**SET PROBLEM**
The lines to transcribe begin with the one containing "Read all visible content and emit it as JSON." and end with the last line below; reproduce them exactly, without the pictures.

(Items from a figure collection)

------------------------------

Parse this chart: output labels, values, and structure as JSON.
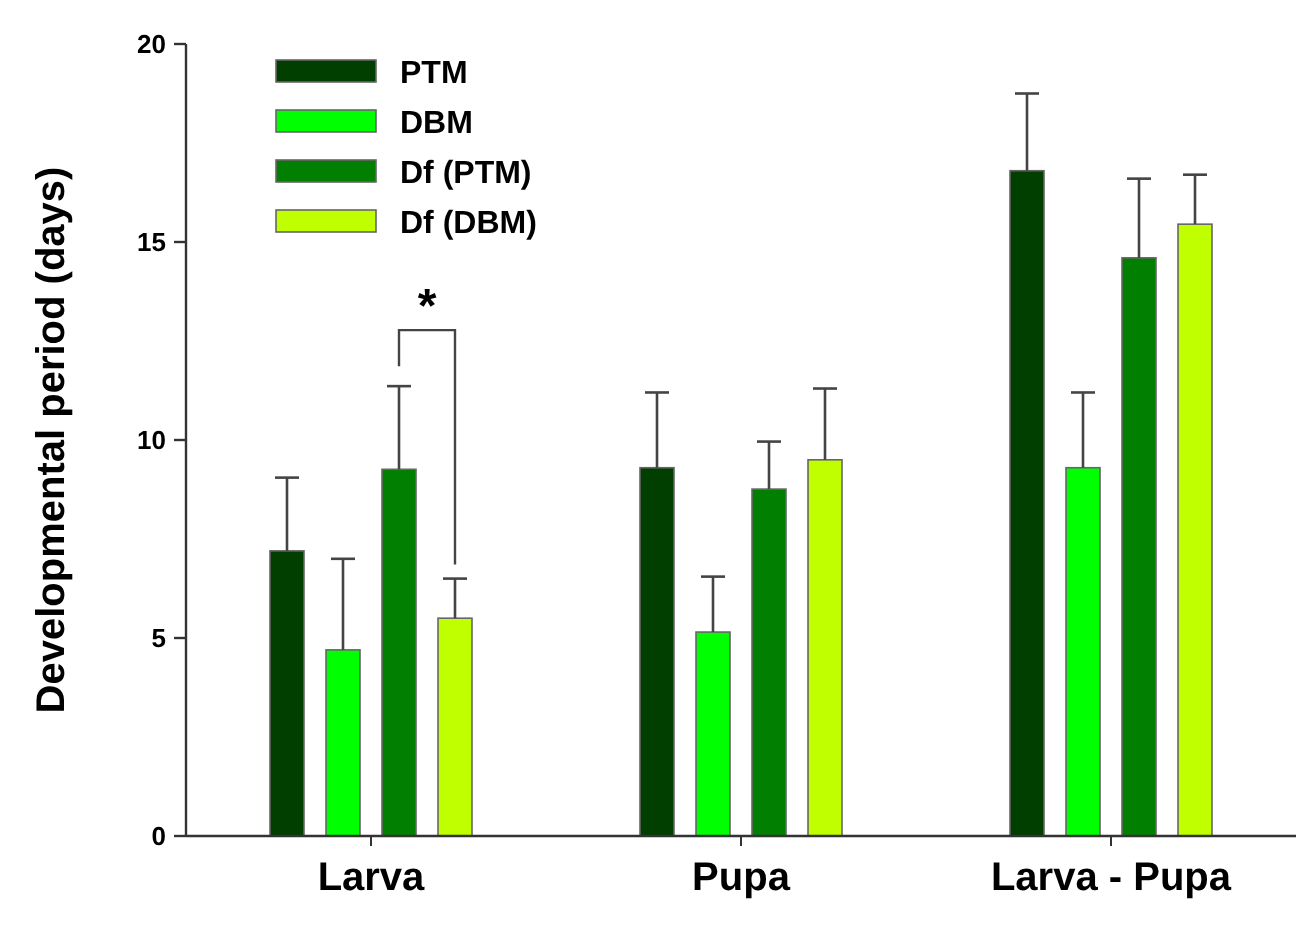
{
  "chart_data": {
    "type": "bar",
    "ylabel": "Developmental period (days)",
    "categories": [
      "Larva",
      "Pupa",
      "Larva - Pupa"
    ],
    "series": [
      {
        "name": "PTM",
        "color": "#003f00",
        "values": [
          7.2,
          9.3,
          16.8
        ],
        "errors": [
          [
            7.2,
            9.05
          ],
          [
            9.3,
            11.2
          ],
          [
            16.8,
            18.75
          ]
        ]
      },
      {
        "name": "DBM",
        "color": "#00ff00",
        "values": [
          4.7,
          5.15,
          9.3
        ],
        "errors": [
          [
            4.7,
            7.0
          ],
          [
            5.15,
            6.55
          ],
          [
            9.3,
            11.2
          ]
        ]
      },
      {
        "name": "Df (PTM)",
        "color": "#007f00",
        "values": [
          9.26,
          8.76,
          14.6
        ],
        "errors": [
          [
            9.26,
            11.36
          ],
          [
            8.76,
            9.96
          ],
          [
            14.6,
            16.6
          ]
        ]
      },
      {
        "name": "Df (DBM)",
        "color": "#bfff00",
        "values": [
          5.5,
          9.5,
          15.45
        ],
        "errors": [
          [
            5.5,
            6.5
          ],
          [
            9.5,
            11.3
          ],
          [
            15.45,
            16.7
          ]
        ]
      }
    ],
    "ylim": [
      0,
      20
    ],
    "yticks": [
      0,
      5,
      10,
      15,
      20
    ],
    "grid": false,
    "legend": "top left",
    "annotations": [
      "*"
    ]
  }
}
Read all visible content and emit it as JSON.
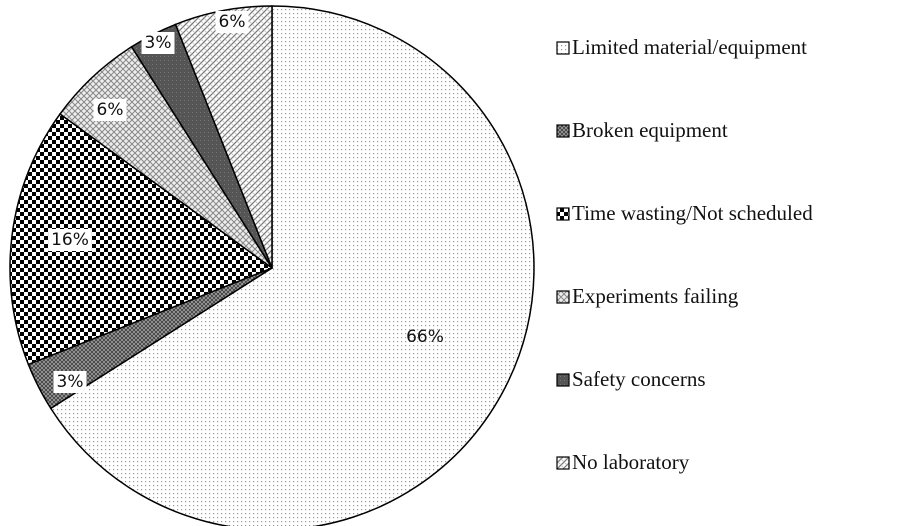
{
  "chart_data": {
    "type": "pie",
    "categories": [
      "Limited material/equipment",
      "Broken equipment",
      "Time wasting/Not scheduled",
      "Experiments failing",
      "Safety concerns",
      "No laboratory"
    ],
    "values": [
      66,
      3,
      16,
      6,
      3,
      6
    ],
    "value_labels": [
      "66%",
      "3%",
      "16%",
      "6%",
      "3%",
      "6%"
    ],
    "legend": "right"
  }
}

------------------------------

**SOLUTION TO THIS EXERCISE**
Read all visible content and emit it as JSON.
{
  "chart_data": {
    "type": "pie",
    "categories": [
      "Limited material/equipment",
      "Broken equipment",
      "Time wasting/Not scheduled",
      "Experiments failing",
      "Safety concerns",
      "No laboratory"
    ],
    "values": [
      66,
      3,
      16,
      6,
      3,
      6
    ],
    "value_labels": [
      "66%",
      "3%",
      "16%",
      "6%",
      "3%",
      "6%"
    ],
    "legend": "right"
  }
}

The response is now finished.